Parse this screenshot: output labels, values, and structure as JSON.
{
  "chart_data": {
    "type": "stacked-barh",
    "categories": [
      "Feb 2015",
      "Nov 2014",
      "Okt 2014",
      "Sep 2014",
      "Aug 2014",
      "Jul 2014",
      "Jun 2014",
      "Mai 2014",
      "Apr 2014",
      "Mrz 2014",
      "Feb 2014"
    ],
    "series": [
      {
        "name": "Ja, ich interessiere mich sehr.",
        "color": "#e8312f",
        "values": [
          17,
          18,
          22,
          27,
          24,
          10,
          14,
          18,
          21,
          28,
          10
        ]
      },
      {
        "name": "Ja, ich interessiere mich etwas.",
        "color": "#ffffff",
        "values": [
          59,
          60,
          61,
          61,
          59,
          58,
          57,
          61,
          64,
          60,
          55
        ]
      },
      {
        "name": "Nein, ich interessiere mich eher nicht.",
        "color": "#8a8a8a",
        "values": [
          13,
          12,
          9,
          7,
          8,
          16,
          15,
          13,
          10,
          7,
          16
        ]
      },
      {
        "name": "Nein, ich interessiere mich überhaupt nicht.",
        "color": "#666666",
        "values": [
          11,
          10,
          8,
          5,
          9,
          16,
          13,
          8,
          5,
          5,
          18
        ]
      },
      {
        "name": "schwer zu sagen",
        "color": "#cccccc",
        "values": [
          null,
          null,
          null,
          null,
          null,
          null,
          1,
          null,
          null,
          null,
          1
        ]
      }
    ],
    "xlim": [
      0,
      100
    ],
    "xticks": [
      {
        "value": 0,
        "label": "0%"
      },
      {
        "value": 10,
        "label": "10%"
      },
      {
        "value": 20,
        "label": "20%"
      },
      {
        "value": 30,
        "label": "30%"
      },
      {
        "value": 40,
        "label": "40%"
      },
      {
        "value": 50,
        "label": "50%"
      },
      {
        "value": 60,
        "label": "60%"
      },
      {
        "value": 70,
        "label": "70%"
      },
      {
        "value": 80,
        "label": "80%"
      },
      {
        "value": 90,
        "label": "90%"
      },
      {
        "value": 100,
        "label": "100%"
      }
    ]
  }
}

**What the task requires:**
Locate all lines in the listing above with the word "nicht". Copy them.

**Solution to the exercise:**
        "name": "Nein, ich interessiere mich eher nicht.",
        "name": "Nein, ich interessiere mich überhaupt nicht.",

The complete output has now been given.